- [Goal]
Each entry must appear again exactly as it does in the source.

:: Dataset rows

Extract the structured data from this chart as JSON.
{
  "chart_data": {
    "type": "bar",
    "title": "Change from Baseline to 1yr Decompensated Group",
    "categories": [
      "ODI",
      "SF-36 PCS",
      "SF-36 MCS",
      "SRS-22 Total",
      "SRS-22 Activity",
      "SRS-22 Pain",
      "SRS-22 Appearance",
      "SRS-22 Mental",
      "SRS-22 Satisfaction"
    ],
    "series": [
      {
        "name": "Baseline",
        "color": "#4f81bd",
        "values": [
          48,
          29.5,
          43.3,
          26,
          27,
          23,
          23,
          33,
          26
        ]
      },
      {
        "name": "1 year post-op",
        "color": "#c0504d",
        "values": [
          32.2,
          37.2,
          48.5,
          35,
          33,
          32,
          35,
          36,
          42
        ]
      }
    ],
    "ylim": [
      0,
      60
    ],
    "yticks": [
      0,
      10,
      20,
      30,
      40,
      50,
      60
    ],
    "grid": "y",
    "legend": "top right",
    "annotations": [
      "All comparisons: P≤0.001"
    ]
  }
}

::::

- [Written response]
Extract the structured data from this chart as JSON.
{
  "chart_data": {
    "type": "bar",
    "title": "Change from Baseline to 1yr Decompensated Group",
    "categories": [
      "ODI",
      "SF-36 PCS",
      "SF-36 MCS",
      "SRS-22 Total",
      "SRS-22 Activity",
      "SRS-22 Pain",
      "SRS-22 Appearance",
      "SRS-22 Mental",
      "SRS-22 Satisfaction"
    ],
    "series": [
      {
        "name": "Baseline",
        "color": "#4f81bd",
        "values": [
          48,
          29.5,
          43.3,
          26,
          27,
          23,
          23,
          33,
          26
        ]
      },
      {
        "name": "1 year post-op",
        "color": "#c0504d",
        "values": [
          32.2,
          37.2,
          48.5,
          35,
          33,
          32,
          35,
          36,
          42
        ]
      }
    ],
    "ylim": [
      0,
      60
    ],
    "yticks": [
      0,
      10,
      20,
      30,
      40,
      50,
      60
    ],
    "grid": "y",
    "legend": "top right",
    "annotations": [
      "All comparisons: P≤0.001"
    ]
  }
}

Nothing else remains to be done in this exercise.